# Exercise objective:
Identify the lines that contain the word "Income", then copy them.

Some records:
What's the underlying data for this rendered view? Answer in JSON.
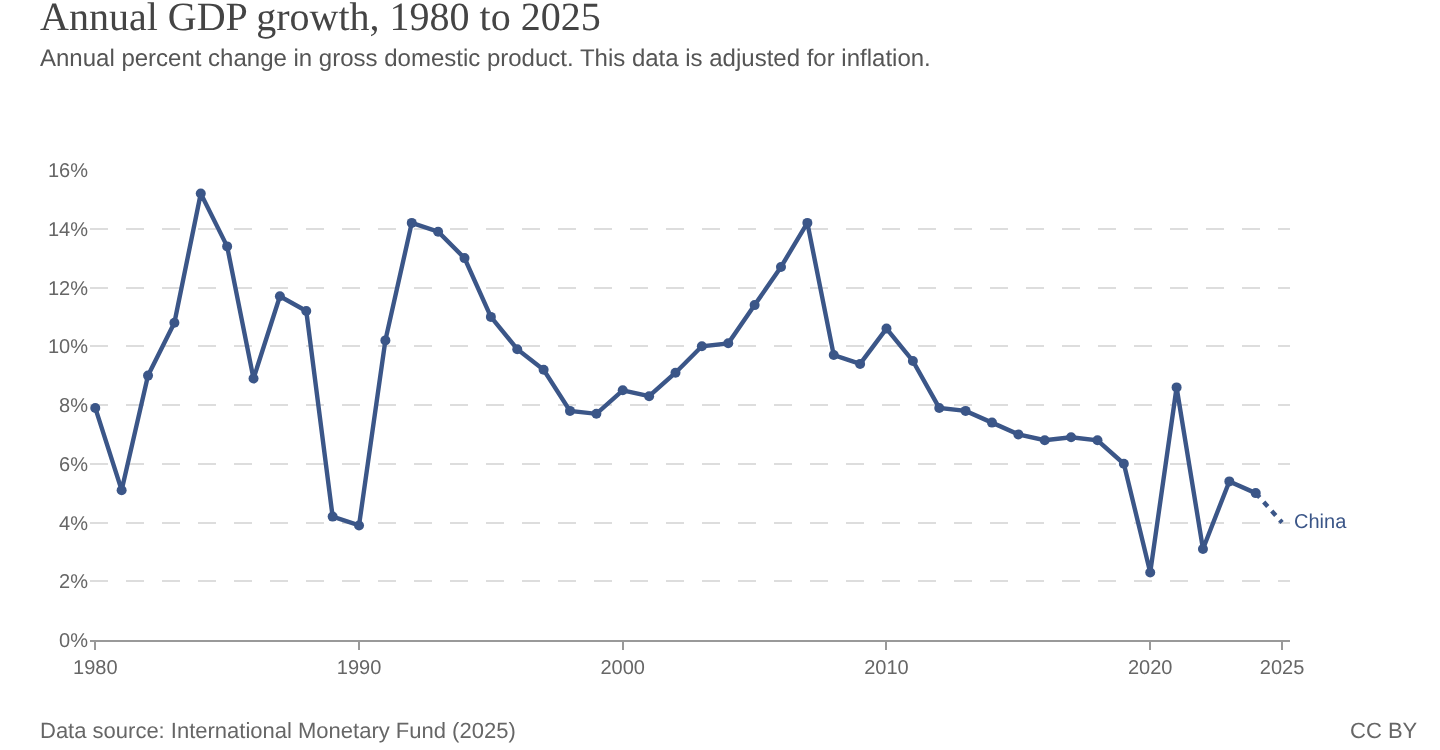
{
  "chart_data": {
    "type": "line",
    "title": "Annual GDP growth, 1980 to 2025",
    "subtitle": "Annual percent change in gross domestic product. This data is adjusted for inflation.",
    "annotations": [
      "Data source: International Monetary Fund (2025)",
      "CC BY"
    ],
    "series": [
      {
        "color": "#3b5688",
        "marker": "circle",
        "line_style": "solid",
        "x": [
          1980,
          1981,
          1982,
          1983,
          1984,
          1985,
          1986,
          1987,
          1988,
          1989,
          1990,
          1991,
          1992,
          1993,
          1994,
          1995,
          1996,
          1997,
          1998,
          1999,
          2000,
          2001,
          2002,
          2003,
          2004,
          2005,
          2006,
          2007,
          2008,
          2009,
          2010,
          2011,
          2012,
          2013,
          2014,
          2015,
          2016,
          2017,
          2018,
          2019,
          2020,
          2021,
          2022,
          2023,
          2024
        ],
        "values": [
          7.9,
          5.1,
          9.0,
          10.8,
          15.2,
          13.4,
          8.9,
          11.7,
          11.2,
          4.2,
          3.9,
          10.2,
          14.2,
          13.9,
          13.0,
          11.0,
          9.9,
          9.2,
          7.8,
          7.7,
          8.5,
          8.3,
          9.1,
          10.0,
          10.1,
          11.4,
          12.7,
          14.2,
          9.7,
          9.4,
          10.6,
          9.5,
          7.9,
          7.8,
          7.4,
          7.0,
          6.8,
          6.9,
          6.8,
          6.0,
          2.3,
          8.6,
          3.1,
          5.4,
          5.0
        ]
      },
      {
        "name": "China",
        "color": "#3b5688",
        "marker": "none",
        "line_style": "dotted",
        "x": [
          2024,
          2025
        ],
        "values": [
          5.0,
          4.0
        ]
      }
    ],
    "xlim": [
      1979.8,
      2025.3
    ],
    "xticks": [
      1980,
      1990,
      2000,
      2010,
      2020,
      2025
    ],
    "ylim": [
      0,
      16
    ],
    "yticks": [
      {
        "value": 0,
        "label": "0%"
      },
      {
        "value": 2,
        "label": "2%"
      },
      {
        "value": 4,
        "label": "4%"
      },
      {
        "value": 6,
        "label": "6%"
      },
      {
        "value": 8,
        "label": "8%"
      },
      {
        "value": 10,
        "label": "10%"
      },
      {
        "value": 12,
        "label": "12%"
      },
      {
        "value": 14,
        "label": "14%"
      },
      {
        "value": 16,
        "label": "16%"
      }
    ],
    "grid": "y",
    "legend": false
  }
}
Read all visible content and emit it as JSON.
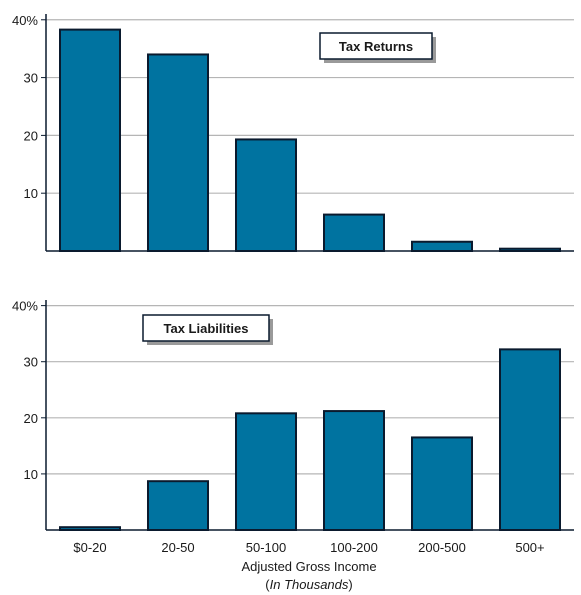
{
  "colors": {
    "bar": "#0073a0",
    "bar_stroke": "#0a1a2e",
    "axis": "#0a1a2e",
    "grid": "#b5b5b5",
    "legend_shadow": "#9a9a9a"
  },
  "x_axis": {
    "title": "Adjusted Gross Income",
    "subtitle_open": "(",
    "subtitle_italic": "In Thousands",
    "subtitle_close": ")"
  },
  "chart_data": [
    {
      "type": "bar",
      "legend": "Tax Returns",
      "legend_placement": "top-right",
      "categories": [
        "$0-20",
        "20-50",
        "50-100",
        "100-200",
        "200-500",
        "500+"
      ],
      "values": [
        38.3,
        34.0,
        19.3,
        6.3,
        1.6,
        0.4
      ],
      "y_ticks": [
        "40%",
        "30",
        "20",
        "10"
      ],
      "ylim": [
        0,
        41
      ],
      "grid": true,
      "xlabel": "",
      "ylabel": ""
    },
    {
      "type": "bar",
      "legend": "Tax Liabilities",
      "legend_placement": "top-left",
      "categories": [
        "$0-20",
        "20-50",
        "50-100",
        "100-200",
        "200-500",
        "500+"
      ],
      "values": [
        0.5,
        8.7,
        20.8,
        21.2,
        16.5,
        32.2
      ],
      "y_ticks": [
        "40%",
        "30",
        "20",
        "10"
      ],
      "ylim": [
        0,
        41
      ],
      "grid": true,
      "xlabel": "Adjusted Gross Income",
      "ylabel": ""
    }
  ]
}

# Exercise result:
    "title": "Adjusted Gross Income",
      "xlabel": "Adjusted Gross Income",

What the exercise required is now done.